#### Exercise inputs
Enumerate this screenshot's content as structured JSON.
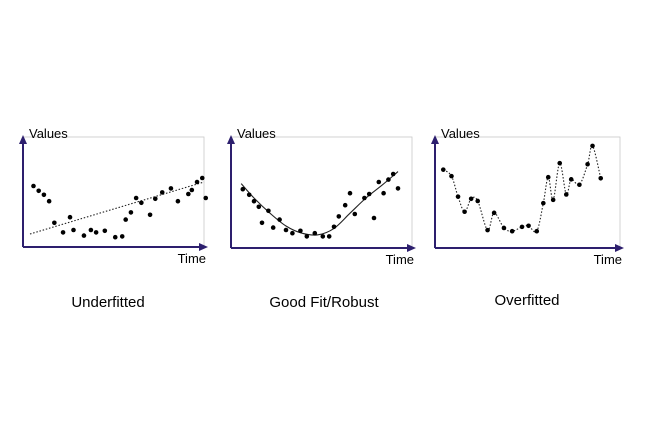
{
  "chart_data": [
    {
      "type": "scatter",
      "caption": "Underfitted",
      "ylabel": "Values",
      "xlabel": "Time",
      "xlim": [
        0,
        10
      ],
      "ylim": [
        0,
        10
      ],
      "axis_color": "#2d1f6e",
      "point_color": "#000000",
      "fit": {
        "style": "dotted",
        "kind": "linear"
      },
      "points": [
        [
          0.2,
          7.0
        ],
        [
          0.5,
          6.4
        ],
        [
          0.8,
          5.9
        ],
        [
          1.1,
          5.1
        ],
        [
          1.4,
          2.4
        ],
        [
          1.9,
          1.2
        ],
        [
          2.3,
          3.1
        ],
        [
          2.5,
          1.5
        ],
        [
          3.1,
          0.8
        ],
        [
          3.5,
          1.5
        ],
        [
          3.8,
          1.2
        ],
        [
          4.3,
          1.4
        ],
        [
          4.9,
          0.6
        ],
        [
          5.3,
          0.7
        ],
        [
          5.5,
          2.8
        ],
        [
          5.8,
          3.7
        ],
        [
          6.1,
          5.5
        ],
        [
          6.4,
          4.9
        ],
        [
          6.9,
          3.4
        ],
        [
          7.2,
          5.4
        ],
        [
          7.6,
          6.2
        ],
        [
          8.1,
          6.7
        ],
        [
          8.5,
          5.1
        ],
        [
          9.1,
          6.0
        ],
        [
          9.3,
          6.5
        ],
        [
          9.6,
          7.5
        ],
        [
          9.9,
          8.0
        ],
        [
          10.1,
          5.5
        ]
      ],
      "fit_points": [
        [
          0,
          1
        ],
        [
          10,
          7.5
        ]
      ]
    },
    {
      "type": "scatter",
      "caption": "Good Fit/Robust",
      "ylabel": "Values",
      "xlabel": "Time",
      "xlim": [
        0,
        10
      ],
      "ylim": [
        0,
        10
      ],
      "axis_color": "#2d1f6e",
      "point_color": "#000000",
      "fit": {
        "style": "solid",
        "kind": "curve"
      },
      "points": [
        [
          0.3,
          6.6
        ],
        [
          0.7,
          5.9
        ],
        [
          1.0,
          5.1
        ],
        [
          1.3,
          4.4
        ],
        [
          1.5,
          2.4
        ],
        [
          1.9,
          3.9
        ],
        [
          2.2,
          1.8
        ],
        [
          2.6,
          2.8
        ],
        [
          3.0,
          1.5
        ],
        [
          3.4,
          1.1
        ],
        [
          3.9,
          1.4
        ],
        [
          4.3,
          0.7
        ],
        [
          4.8,
          1.1
        ],
        [
          5.3,
          0.7
        ],
        [
          5.7,
          0.7
        ],
        [
          6.0,
          1.9
        ],
        [
          6.3,
          3.2
        ],
        [
          6.7,
          4.6
        ],
        [
          7.0,
          6.1
        ],
        [
          7.3,
          3.5
        ],
        [
          7.9,
          5.5
        ],
        [
          8.2,
          6.0
        ],
        [
          8.5,
          3.0
        ],
        [
          8.8,
          7.5
        ],
        [
          9.1,
          6.1
        ],
        [
          9.4,
          7.8
        ],
        [
          9.7,
          8.5
        ],
        [
          10.0,
          6.7
        ]
      ],
      "fit_points": [
        [
          0.2,
          7.3
        ],
        [
          1.0,
          5.5
        ],
        [
          2.0,
          3.6
        ],
        [
          3.0,
          2.0
        ],
        [
          4.0,
          1.1
        ],
        [
          5.0,
          0.9
        ],
        [
          6.0,
          1.7
        ],
        [
          7.0,
          3.6
        ],
        [
          8.0,
          5.5
        ],
        [
          9.0,
          7.1
        ],
        [
          10.0,
          8.8
        ]
      ]
    },
    {
      "type": "scatter",
      "caption": "Overfitted",
      "ylabel": "Values",
      "xlabel": "Time",
      "xlim": [
        0,
        10
      ],
      "ylim": [
        0,
        10
      ],
      "axis_color": "#2d1f6e",
      "point_color": "#000000",
      "fit": {
        "style": "dotted",
        "kind": "interpolating"
      },
      "points": [
        [
          0.2,
          6.7
        ],
        [
          0.7,
          6.1
        ],
        [
          1.1,
          4.2
        ],
        [
          1.5,
          2.8
        ],
        [
          1.9,
          4.0
        ],
        [
          2.3,
          3.8
        ],
        [
          2.9,
          1.1
        ],
        [
          3.3,
          2.7
        ],
        [
          3.9,
          1.3
        ],
        [
          4.4,
          1.0
        ],
        [
          5.0,
          1.4
        ],
        [
          5.4,
          1.5
        ],
        [
          5.9,
          1.0
        ],
        [
          6.3,
          3.6
        ],
        [
          6.6,
          6.0
        ],
        [
          6.9,
          3.9
        ],
        [
          7.3,
          7.3
        ],
        [
          7.7,
          4.4
        ],
        [
          8.0,
          5.8
        ],
        [
          8.5,
          5.3
        ],
        [
          9.0,
          7.2
        ],
        [
          9.3,
          8.9
        ],
        [
          9.8,
          5.9
        ]
      ]
    }
  ]
}
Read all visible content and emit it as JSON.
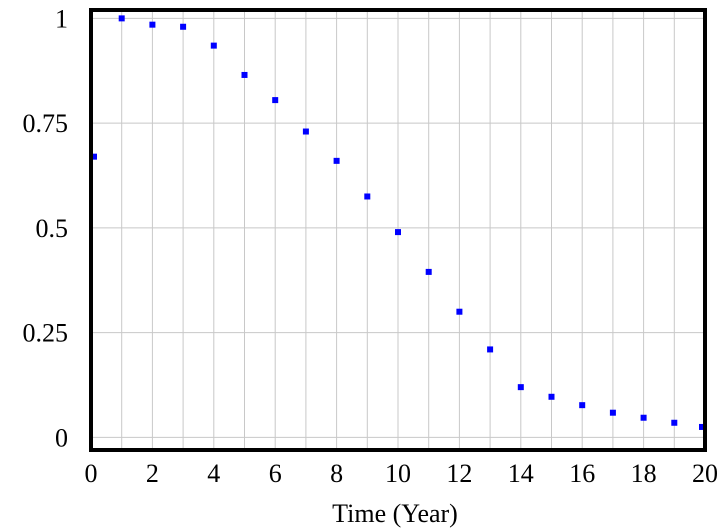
{
  "chart_data": {
    "type": "scatter",
    "xlabel": "Time (Year)",
    "ylabel": "",
    "xlim": [
      0,
      20
    ],
    "ylim": [
      -0.03,
      1.02
    ],
    "xticks": [
      0,
      2,
      4,
      6,
      8,
      10,
      12,
      14,
      16,
      18,
      20
    ],
    "yticks": [
      0,
      0.25,
      0.5,
      0.75,
      1
    ],
    "ytick_labels": [
      "0",
      "0.25",
      "0.5",
      "0.75",
      "1"
    ],
    "grid": true,
    "marker_color": "#0000ff",
    "series": [
      {
        "x": [
          0,
          1,
          2,
          3,
          4,
          5,
          6,
          7,
          8,
          9,
          10,
          11,
          12,
          13,
          14,
          15,
          16,
          17,
          18,
          19,
          20
        ],
        "values": [
          0.67,
          1.0,
          0.985,
          0.98,
          0.935,
          0.865,
          0.805,
          0.73,
          0.66,
          0.575,
          0.49,
          0.395,
          0.3,
          0.21,
          0.12,
          0.097,
          0.077,
          0.059,
          0.047,
          0.035,
          0.025
        ]
      }
    ]
  }
}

#### Objective
Your task is to reproduce all of the material exactly. The pictures stay out.

#### Worked solution
Enumerate this screenshot's content as structured JSON.
{
  "chart_data": [
    {
      "type": "scatter",
      "caption": "Underfitted",
      "ylabel": "Values",
      "xlabel": "Time",
      "xlim": [
        0,
        10
      ],
      "ylim": [
        0,
        10
      ],
      "axis_color": "#2d1f6e",
      "point_color": "#000000",
      "fit": {
        "style": "dotted",
        "kind": "linear"
      },
      "points": [
        [
          0.2,
          7.0
        ],
        [
          0.5,
          6.4
        ],
        [
          0.8,
          5.9
        ],
        [
          1.1,
          5.1
        ],
        [
          1.4,
          2.4
        ],
        [
          1.9,
          1.2
        ],
        [
          2.3,
          3.1
        ],
        [
          2.5,
          1.5
        ],
        [
          3.1,
          0.8
        ],
        [
          3.5,
          1.5
        ],
        [
          3.8,
          1.2
        ],
        [
          4.3,
          1.4
        ],
        [
          4.9,
          0.6
        ],
        [
          5.3,
          0.7
        ],
        [
          5.5,
          2.8
        ],
        [
          5.8,
          3.7
        ],
        [
          6.1,
          5.5
        ],
        [
          6.4,
          4.9
        ],
        [
          6.9,
          3.4
        ],
        [
          7.2,
          5.4
        ],
        [
          7.6,
          6.2
        ],
        [
          8.1,
          6.7
        ],
        [
          8.5,
          5.1
        ],
        [
          9.1,
          6.0
        ],
        [
          9.3,
          6.5
        ],
        [
          9.6,
          7.5
        ],
        [
          9.9,
          8.0
        ],
        [
          10.1,
          5.5
        ]
      ],
      "fit_points": [
        [
          0,
          1
        ],
        [
          10,
          7.5
        ]
      ]
    },
    {
      "type": "scatter",
      "caption": "Good Fit/Robust",
      "ylabel": "Values",
      "xlabel": "Time",
      "xlim": [
        0,
        10
      ],
      "ylim": [
        0,
        10
      ],
      "axis_color": "#2d1f6e",
      "point_color": "#000000",
      "fit": {
        "style": "solid",
        "kind": "curve"
      },
      "points": [
        [
          0.3,
          6.6
        ],
        [
          0.7,
          5.9
        ],
        [
          1.0,
          5.1
        ],
        [
          1.3,
          4.4
        ],
        [
          1.5,
          2.4
        ],
        [
          1.9,
          3.9
        ],
        [
          2.2,
          1.8
        ],
        [
          2.6,
          2.8
        ],
        [
          3.0,
          1.5
        ],
        [
          3.4,
          1.1
        ],
        [
          3.9,
          1.4
        ],
        [
          4.3,
          0.7
        ],
        [
          4.8,
          1.1
        ],
        [
          5.3,
          0.7
        ],
        [
          5.7,
          0.7
        ],
        [
          6.0,
          1.9
        ],
        [
          6.3,
          3.2
        ],
        [
          6.7,
          4.6
        ],
        [
          7.0,
          6.1
        ],
        [
          7.3,
          3.5
        ],
        [
          7.9,
          5.5
        ],
        [
          8.2,
          6.0
        ],
        [
          8.5,
          3.0
        ],
        [
          8.8,
          7.5
        ],
        [
          9.1,
          6.1
        ],
        [
          9.4,
          7.8
        ],
        [
          9.7,
          8.5
        ],
        [
          10.0,
          6.7
        ]
      ],
      "fit_points": [
        [
          0.2,
          7.3
        ],
        [
          1.0,
          5.5
        ],
        [
          2.0,
          3.6
        ],
        [
          3.0,
          2.0
        ],
        [
          4.0,
          1.1
        ],
        [
          5.0,
          0.9
        ],
        [
          6.0,
          1.7
        ],
        [
          7.0,
          3.6
        ],
        [
          8.0,
          5.5
        ],
        [
          9.0,
          7.1
        ],
        [
          10.0,
          8.8
        ]
      ]
    },
    {
      "type": "scatter",
      "caption": "Overfitted",
      "ylabel": "Values",
      "xlabel": "Time",
      "xlim": [
        0,
        10
      ],
      "ylim": [
        0,
        10
      ],
      "axis_color": "#2d1f6e",
      "point_color": "#000000",
      "fit": {
        "style": "dotted",
        "kind": "interpolating"
      },
      "points": [
        [
          0.2,
          6.7
        ],
        [
          0.7,
          6.1
        ],
        [
          1.1,
          4.2
        ],
        [
          1.5,
          2.8
        ],
        [
          1.9,
          4.0
        ],
        [
          2.3,
          3.8
        ],
        [
          2.9,
          1.1
        ],
        [
          3.3,
          2.7
        ],
        [
          3.9,
          1.3
        ],
        [
          4.4,
          1.0
        ],
        [
          5.0,
          1.4
        ],
        [
          5.4,
          1.5
        ],
        [
          5.9,
          1.0
        ],
        [
          6.3,
          3.6
        ],
        [
          6.6,
          6.0
        ],
        [
          6.9,
          3.9
        ],
        [
          7.3,
          7.3
        ],
        [
          7.7,
          4.4
        ],
        [
          8.0,
          5.8
        ],
        [
          8.5,
          5.3
        ],
        [
          9.0,
          7.2
        ],
        [
          9.3,
          8.9
        ],
        [
          9.8,
          5.9
        ]
      ]
    }
  ]
}
Read all visible content and emit it as JSON.
{
  "chart_data": {
    "type": "scatter",
    "xlabel": "Time (Year)",
    "ylabel": "",
    "xlim": [
      0,
      20
    ],
    "ylim": [
      -0.03,
      1.02
    ],
    "xticks": [
      0,
      2,
      4,
      6,
      8,
      10,
      12,
      14,
      16,
      18,
      20
    ],
    "yticks": [
      0,
      0.25,
      0.5,
      0.75,
      1
    ],
    "ytick_labels": [
      "0",
      "0.25",
      "0.5",
      "0.75",
      "1"
    ],
    "grid": true,
    "marker_color": "#0000ff",
    "series": [
      {
        "x": [
          0,
          1,
          2,
          3,
          4,
          5,
          6,
          7,
          8,
          9,
          10,
          11,
          12,
          13,
          14,
          15,
          16,
          17,
          18,
          19,
          20
        ],
        "values": [
          0.67,
          1.0,
          0.985,
          0.98,
          0.935,
          0.865,
          0.805,
          0.73,
          0.66,
          0.575,
          0.49,
          0.395,
          0.3,
          0.21,
          0.12,
          0.097,
          0.077,
          0.059,
          0.047,
          0.035,
          0.025
        ]
      }
    ]
  }
}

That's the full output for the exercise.